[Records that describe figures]
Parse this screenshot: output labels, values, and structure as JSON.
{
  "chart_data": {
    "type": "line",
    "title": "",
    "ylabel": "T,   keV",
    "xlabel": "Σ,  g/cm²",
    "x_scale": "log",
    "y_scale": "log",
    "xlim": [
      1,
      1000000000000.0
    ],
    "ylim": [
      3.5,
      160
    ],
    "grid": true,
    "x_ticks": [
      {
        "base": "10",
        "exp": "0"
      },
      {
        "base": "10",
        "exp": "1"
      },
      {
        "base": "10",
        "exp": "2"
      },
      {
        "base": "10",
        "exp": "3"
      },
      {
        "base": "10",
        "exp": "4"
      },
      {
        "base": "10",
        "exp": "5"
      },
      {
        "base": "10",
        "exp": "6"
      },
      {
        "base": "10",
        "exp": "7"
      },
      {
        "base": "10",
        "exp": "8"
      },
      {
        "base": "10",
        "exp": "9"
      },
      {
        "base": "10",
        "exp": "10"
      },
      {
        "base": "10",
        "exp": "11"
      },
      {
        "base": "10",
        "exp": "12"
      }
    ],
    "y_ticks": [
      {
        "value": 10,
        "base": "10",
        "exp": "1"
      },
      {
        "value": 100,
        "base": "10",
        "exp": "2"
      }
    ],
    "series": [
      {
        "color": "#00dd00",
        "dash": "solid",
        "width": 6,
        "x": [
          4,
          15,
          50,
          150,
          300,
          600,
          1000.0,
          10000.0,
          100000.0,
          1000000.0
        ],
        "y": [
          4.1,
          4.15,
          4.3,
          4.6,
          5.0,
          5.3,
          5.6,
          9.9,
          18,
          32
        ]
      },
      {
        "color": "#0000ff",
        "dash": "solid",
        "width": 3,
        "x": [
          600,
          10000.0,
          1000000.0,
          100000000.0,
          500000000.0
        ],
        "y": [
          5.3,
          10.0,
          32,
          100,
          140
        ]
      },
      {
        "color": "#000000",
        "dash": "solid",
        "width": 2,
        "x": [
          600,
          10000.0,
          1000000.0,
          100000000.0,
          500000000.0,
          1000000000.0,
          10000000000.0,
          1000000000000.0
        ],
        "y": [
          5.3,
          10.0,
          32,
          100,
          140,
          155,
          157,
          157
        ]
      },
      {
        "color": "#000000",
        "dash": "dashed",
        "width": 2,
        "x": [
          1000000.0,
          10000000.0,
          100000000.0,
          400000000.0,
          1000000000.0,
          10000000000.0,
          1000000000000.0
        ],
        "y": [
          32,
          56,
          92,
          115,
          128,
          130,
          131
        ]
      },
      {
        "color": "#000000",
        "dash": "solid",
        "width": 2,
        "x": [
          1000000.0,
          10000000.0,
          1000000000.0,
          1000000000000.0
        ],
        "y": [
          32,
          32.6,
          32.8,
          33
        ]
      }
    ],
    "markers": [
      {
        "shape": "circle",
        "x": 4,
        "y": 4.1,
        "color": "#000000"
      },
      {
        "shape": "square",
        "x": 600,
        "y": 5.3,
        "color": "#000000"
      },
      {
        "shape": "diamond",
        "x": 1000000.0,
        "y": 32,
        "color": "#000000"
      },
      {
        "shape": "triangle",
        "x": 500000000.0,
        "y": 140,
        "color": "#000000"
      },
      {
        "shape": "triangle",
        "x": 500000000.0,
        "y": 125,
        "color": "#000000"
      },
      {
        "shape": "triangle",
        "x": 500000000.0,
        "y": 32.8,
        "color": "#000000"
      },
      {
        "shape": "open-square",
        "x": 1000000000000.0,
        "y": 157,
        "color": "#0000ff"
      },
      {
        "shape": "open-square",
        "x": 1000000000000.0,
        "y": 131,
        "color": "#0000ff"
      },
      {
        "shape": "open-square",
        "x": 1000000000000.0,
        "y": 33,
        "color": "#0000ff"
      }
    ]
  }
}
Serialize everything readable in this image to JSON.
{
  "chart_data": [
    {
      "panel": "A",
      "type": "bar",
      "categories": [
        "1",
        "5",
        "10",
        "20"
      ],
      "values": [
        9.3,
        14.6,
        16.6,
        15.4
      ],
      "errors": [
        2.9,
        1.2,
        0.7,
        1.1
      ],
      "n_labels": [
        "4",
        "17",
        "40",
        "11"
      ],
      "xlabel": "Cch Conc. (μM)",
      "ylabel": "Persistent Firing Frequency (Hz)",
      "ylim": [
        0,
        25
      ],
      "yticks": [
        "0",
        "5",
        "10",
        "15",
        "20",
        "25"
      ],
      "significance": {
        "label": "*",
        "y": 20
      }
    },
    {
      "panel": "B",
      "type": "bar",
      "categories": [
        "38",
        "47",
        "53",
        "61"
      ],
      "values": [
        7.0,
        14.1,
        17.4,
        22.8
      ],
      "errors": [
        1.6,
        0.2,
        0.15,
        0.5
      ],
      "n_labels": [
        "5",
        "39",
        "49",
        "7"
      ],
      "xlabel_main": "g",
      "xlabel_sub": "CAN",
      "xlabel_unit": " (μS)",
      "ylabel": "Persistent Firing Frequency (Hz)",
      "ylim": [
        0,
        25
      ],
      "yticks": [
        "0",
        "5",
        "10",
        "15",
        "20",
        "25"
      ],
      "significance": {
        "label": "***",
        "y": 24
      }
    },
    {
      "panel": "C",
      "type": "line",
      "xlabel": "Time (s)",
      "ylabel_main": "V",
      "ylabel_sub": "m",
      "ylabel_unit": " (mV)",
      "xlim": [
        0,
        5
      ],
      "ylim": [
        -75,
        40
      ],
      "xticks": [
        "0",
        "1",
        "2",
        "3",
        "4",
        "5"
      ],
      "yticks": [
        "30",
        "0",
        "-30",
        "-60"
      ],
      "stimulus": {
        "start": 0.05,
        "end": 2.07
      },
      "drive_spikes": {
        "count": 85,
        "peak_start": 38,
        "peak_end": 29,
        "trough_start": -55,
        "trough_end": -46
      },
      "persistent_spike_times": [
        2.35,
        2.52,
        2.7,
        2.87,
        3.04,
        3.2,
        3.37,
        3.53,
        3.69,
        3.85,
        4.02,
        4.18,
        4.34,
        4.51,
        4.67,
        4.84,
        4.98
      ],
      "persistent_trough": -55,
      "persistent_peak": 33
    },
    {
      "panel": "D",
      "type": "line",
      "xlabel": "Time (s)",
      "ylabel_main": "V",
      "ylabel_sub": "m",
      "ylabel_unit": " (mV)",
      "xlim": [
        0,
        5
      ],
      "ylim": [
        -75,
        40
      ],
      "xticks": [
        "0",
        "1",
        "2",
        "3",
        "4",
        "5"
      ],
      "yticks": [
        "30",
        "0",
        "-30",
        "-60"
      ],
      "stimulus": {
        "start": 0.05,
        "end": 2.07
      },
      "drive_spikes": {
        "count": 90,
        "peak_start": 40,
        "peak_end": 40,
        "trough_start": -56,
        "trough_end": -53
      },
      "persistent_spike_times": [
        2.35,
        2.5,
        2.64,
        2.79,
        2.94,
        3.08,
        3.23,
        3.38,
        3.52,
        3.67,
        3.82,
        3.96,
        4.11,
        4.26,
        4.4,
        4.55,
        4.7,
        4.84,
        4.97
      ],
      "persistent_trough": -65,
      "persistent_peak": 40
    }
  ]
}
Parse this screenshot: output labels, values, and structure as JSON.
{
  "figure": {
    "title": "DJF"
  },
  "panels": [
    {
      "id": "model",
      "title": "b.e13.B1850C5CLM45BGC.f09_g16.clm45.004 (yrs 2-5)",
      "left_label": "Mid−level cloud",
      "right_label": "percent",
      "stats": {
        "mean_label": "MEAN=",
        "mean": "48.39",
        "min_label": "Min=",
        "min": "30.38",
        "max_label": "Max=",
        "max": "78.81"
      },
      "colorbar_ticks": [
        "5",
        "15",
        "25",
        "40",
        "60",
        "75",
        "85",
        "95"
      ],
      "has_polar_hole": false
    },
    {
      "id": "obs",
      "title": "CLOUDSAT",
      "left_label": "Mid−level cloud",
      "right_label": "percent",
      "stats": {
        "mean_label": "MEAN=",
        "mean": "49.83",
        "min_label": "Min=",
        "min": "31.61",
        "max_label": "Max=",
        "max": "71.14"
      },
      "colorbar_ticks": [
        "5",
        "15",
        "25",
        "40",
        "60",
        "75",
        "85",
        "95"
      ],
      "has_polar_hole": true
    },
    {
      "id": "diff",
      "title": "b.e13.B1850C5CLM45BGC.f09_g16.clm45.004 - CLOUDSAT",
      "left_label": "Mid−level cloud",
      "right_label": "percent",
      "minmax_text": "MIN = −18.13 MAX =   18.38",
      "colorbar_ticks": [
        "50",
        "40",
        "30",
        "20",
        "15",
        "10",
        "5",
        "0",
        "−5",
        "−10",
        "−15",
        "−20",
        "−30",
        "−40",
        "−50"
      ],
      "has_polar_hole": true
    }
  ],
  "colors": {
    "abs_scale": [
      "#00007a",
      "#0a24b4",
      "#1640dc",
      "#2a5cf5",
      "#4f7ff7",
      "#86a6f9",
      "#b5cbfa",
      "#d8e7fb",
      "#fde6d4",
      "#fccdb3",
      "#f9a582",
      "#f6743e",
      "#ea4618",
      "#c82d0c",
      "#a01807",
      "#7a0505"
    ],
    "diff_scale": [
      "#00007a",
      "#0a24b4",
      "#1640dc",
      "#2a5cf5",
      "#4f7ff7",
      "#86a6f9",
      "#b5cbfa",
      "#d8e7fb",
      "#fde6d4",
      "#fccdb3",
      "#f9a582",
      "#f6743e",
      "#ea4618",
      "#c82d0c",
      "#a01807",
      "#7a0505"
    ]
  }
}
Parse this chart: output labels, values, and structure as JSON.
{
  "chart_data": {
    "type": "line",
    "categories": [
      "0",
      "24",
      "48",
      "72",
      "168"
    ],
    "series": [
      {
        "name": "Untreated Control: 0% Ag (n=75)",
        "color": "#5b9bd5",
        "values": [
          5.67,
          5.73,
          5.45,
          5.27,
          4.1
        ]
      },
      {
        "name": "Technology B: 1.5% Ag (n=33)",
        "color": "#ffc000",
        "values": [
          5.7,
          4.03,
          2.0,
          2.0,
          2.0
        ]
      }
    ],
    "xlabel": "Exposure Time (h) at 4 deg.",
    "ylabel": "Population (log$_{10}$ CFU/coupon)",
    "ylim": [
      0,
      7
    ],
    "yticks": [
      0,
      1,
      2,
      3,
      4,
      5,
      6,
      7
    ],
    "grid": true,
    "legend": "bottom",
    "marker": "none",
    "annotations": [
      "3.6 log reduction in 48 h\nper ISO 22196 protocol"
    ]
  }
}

- TO BE DONE -
Retype exactly, please, each line from the line that contains "Parse this chart: output" through the last line of the entries above, with nothing added.

- ANSWER FOR THIS EXERCISE -
Parse this chart: output labels, values, and structure as JSON.
{
  "chart_data": {
    "type": "line",
    "categories": [
      "0",
      "24",
      "48",
      "72",
      "168"
    ],
    "series": [
      {
        "name": "Untreated Control: 0% Ag (n=75)",
        "color": "#5b9bd5",
        "values": [
          5.67,
          5.73,
          5.45,
          5.27,
          4.1
        ]
      },
      {
        "name": "Technology B: 1.5% Ag (n=33)",
        "color": "#ffc000",
        "values": [
          5.7,
          4.03,
          2.0,
          2.0,
          2.0
        ]
      }
    ],
    "xlabel": "Exposure Time (h) at 4 deg.",
    "ylabel": "Population (log$_{10}$ CFU/coupon)",
    "ylim": [
      0,
      7
    ],
    "yticks": [
      0,
      1,
      2,
      3,
      4,
      5,
      6,
      7
    ],
    "grid": true,
    "legend": "bottom",
    "marker": "none",
    "annotations": [
      "3.6 log reduction in 48 h\nper ISO 22196 protocol"
    ]
  }
}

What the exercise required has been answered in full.